> WHAT THIS TASK INVOLVES: Note how many lines include the word "由题意得", and give that number by itself.

** BEGIN INPUT RECORDS **

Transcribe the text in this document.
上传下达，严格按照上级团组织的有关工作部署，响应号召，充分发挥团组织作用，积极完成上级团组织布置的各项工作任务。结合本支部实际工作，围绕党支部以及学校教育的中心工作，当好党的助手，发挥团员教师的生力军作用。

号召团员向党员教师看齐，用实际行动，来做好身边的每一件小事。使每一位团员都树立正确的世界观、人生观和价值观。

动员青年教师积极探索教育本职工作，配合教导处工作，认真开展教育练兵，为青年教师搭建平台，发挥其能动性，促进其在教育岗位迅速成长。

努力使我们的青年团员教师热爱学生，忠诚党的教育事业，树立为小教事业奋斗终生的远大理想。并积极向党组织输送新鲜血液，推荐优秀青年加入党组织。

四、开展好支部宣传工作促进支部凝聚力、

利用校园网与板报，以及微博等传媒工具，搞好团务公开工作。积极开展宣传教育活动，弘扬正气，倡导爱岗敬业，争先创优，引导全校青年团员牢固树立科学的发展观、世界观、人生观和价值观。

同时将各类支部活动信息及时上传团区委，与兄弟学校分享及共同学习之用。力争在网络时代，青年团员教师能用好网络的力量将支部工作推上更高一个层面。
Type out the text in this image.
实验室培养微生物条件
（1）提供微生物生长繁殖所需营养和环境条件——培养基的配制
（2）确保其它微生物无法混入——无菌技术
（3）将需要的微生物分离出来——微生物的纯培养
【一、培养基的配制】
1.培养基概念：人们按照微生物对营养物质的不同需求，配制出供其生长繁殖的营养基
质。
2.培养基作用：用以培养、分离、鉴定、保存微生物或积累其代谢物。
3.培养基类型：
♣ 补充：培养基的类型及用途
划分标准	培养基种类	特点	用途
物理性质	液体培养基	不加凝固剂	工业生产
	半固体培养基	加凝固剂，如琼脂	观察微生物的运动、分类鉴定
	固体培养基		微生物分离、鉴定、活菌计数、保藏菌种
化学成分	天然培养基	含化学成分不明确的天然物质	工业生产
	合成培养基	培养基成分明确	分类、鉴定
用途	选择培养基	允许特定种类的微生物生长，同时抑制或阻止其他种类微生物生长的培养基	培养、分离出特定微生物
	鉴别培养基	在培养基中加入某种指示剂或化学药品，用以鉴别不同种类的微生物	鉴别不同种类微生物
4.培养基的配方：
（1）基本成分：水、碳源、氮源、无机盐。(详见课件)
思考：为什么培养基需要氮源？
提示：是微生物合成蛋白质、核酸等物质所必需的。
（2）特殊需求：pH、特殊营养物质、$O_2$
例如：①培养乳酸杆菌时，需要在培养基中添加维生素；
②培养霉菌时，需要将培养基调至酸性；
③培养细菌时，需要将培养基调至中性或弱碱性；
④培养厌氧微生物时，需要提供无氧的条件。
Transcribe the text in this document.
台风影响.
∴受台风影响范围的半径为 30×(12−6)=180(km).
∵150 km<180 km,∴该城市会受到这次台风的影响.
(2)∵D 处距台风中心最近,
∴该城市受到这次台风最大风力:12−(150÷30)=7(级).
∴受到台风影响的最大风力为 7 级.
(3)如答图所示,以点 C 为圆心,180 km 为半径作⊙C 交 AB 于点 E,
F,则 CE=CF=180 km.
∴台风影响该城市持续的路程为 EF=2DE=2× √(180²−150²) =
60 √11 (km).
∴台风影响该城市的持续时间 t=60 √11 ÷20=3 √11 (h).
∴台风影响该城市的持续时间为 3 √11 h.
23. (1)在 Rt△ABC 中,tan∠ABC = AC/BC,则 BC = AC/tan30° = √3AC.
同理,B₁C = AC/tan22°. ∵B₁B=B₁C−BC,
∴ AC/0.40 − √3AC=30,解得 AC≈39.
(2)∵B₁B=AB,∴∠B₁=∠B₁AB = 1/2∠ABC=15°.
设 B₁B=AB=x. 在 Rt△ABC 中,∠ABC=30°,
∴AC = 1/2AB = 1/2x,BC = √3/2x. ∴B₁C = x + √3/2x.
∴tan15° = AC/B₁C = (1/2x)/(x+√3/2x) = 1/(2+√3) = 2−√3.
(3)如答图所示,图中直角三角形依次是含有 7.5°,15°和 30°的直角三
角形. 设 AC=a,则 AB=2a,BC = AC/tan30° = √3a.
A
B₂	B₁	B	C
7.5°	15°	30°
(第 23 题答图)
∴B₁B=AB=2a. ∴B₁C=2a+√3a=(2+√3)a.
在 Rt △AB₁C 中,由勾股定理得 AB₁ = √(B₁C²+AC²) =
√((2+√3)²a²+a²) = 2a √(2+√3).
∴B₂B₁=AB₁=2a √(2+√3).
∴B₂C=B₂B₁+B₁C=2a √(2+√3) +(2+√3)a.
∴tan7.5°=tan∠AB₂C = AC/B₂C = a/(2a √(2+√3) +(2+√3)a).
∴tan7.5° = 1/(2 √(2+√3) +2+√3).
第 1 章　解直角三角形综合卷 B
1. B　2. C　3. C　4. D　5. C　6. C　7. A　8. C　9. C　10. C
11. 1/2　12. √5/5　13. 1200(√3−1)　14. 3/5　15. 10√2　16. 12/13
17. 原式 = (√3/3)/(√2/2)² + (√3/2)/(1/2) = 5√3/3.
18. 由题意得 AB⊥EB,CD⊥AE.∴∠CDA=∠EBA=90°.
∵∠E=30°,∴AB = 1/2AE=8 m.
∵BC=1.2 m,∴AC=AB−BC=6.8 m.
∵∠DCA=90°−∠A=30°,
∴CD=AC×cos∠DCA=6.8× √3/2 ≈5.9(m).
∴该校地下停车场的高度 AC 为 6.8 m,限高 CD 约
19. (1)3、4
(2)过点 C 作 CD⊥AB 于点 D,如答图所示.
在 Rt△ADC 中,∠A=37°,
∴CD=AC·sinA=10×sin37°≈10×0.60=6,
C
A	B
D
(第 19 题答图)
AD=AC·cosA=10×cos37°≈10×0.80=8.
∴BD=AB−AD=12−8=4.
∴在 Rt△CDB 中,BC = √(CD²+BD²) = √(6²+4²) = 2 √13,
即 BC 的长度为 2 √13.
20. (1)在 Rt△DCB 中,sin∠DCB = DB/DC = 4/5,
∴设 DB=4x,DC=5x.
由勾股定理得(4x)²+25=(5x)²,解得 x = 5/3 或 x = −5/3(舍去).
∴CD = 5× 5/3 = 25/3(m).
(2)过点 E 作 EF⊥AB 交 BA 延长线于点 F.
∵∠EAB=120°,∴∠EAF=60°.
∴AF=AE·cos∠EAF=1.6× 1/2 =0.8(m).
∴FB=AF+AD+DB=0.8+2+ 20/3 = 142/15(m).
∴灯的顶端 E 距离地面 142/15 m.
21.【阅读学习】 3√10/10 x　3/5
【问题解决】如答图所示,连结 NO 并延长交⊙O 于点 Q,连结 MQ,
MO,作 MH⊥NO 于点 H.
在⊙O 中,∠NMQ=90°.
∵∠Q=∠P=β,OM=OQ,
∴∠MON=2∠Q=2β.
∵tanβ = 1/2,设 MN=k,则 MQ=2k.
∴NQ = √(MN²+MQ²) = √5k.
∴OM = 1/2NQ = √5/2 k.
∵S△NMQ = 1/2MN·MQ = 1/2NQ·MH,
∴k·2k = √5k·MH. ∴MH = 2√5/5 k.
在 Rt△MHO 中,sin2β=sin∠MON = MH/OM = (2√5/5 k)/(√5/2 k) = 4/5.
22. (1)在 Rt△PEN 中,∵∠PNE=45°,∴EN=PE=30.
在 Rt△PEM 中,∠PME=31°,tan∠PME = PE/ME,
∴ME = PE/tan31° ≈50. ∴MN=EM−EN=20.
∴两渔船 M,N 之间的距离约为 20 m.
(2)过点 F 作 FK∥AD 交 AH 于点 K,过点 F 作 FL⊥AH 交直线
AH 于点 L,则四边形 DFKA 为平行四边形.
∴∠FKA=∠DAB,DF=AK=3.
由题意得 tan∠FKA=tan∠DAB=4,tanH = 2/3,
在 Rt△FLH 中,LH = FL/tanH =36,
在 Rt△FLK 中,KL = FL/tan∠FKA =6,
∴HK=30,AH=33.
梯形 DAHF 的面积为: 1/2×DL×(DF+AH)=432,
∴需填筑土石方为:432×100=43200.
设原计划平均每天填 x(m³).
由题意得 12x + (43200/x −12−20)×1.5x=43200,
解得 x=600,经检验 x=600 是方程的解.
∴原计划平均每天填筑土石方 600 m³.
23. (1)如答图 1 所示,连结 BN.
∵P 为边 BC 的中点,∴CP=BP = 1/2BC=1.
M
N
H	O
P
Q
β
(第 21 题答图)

** END INPUT RECORDS **

> RESULT FOR THIS EXERCISE: 3